## GIVEN TASK
Copy out every line of the data below that contains the string "RULES", treating uppercase and lowercase as different.

## DATA FOR THE TASK
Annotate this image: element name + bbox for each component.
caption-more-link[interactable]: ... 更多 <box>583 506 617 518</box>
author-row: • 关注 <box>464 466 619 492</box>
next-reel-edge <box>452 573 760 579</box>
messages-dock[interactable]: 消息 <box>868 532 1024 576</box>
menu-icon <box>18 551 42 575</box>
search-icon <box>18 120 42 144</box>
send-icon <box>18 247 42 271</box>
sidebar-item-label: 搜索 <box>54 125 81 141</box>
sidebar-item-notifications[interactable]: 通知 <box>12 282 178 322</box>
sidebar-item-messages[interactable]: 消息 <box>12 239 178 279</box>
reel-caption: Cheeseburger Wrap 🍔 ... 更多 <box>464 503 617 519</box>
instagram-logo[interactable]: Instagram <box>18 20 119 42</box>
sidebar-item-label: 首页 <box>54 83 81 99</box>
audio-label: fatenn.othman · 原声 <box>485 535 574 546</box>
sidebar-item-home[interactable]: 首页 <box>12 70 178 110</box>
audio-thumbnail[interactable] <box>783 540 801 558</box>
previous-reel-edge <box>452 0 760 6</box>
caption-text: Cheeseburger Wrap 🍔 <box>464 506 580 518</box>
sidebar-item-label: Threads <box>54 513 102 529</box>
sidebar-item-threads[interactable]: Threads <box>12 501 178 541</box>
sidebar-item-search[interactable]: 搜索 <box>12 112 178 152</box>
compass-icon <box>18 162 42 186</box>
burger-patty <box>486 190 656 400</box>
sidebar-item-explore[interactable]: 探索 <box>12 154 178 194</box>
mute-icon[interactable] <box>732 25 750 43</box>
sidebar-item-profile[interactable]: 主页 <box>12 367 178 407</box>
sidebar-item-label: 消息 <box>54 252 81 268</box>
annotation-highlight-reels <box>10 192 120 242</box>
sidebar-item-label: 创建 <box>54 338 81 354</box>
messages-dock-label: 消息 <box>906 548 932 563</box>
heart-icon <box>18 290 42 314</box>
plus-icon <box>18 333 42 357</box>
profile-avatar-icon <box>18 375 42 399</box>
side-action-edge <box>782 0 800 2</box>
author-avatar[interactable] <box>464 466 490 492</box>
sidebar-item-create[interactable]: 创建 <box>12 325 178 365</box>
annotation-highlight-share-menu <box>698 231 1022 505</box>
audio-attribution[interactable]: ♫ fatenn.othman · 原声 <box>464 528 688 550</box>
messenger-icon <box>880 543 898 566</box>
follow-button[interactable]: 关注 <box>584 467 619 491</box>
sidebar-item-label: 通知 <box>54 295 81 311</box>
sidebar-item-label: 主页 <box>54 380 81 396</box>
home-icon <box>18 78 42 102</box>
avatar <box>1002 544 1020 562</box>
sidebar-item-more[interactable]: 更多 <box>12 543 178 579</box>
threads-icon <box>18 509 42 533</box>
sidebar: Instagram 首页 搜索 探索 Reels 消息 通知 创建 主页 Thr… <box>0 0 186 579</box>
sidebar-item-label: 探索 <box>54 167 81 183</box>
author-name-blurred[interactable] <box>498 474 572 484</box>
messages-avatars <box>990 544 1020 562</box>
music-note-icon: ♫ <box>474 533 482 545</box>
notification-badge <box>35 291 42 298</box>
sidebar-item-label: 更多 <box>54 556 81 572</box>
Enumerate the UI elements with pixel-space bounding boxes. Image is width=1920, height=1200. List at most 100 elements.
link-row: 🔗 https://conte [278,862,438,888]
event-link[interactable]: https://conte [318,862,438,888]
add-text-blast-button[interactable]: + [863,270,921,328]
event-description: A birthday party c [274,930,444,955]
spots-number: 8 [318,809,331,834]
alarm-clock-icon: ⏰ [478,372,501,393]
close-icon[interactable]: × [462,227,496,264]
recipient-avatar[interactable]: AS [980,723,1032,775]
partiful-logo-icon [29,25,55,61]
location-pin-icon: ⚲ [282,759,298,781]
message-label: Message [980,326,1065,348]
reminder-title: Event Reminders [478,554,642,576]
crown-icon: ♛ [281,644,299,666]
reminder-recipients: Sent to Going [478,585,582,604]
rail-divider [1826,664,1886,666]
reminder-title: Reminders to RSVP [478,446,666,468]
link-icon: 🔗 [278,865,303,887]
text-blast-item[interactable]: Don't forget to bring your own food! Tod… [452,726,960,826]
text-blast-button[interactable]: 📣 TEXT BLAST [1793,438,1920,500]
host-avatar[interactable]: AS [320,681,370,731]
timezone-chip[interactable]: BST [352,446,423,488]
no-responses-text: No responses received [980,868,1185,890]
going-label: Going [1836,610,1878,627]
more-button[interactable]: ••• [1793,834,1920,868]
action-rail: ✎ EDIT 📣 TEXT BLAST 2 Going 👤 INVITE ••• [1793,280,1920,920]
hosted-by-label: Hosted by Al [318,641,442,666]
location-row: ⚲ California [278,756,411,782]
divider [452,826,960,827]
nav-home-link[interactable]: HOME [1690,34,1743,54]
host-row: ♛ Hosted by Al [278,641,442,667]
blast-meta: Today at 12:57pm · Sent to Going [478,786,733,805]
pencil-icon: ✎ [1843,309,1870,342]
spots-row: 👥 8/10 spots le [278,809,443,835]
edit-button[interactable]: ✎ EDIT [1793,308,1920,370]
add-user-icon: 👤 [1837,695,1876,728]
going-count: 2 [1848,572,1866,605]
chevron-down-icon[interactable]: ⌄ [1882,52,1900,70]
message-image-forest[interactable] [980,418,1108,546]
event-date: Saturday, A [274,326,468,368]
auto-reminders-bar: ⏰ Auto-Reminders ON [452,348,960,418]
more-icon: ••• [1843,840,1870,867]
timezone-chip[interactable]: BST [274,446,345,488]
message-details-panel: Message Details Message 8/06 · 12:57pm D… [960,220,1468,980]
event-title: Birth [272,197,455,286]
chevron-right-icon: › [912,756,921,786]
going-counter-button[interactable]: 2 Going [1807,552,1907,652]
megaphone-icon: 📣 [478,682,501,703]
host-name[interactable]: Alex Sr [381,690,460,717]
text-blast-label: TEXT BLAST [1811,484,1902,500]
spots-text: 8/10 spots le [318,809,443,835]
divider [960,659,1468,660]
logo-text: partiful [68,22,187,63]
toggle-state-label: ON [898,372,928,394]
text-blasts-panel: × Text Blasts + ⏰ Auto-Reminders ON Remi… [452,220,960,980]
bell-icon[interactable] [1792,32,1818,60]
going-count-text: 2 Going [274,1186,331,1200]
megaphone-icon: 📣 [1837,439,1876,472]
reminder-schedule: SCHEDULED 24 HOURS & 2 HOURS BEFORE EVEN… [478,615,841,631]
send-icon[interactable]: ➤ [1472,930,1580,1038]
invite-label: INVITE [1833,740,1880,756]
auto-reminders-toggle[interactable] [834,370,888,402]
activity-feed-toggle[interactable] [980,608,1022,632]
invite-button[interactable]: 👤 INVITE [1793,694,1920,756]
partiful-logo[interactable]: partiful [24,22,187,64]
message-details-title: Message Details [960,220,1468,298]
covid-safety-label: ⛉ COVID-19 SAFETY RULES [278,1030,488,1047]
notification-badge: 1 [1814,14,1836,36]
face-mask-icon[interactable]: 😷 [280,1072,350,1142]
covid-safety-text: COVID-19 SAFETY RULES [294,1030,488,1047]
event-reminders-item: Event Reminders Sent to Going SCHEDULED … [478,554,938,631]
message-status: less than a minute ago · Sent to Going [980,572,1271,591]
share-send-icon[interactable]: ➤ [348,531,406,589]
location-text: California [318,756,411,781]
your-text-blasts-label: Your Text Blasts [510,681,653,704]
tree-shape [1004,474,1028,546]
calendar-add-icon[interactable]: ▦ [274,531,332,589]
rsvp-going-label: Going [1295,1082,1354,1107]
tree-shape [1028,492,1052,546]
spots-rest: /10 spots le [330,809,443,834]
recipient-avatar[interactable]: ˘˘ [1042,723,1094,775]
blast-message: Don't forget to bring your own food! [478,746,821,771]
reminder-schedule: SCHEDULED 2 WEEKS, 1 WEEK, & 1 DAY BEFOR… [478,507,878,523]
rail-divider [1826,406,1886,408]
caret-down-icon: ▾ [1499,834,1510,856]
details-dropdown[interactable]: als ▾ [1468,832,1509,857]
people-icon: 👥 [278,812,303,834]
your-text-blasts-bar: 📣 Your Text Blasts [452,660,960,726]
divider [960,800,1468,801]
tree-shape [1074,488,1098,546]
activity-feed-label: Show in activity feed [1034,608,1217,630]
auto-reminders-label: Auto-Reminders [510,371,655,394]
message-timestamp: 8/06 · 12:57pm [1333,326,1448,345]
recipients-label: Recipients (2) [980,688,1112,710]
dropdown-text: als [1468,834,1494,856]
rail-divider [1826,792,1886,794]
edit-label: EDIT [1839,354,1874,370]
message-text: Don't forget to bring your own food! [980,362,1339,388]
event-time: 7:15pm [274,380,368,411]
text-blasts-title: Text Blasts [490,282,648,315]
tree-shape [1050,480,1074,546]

## THE REPLY
covid-safety-label: ⛉ COVID-19 SAFETY RULES [278,1030,488,1047]
covid-safety-text: COVID-19 SAFETY RULES [294,1030,488,1047]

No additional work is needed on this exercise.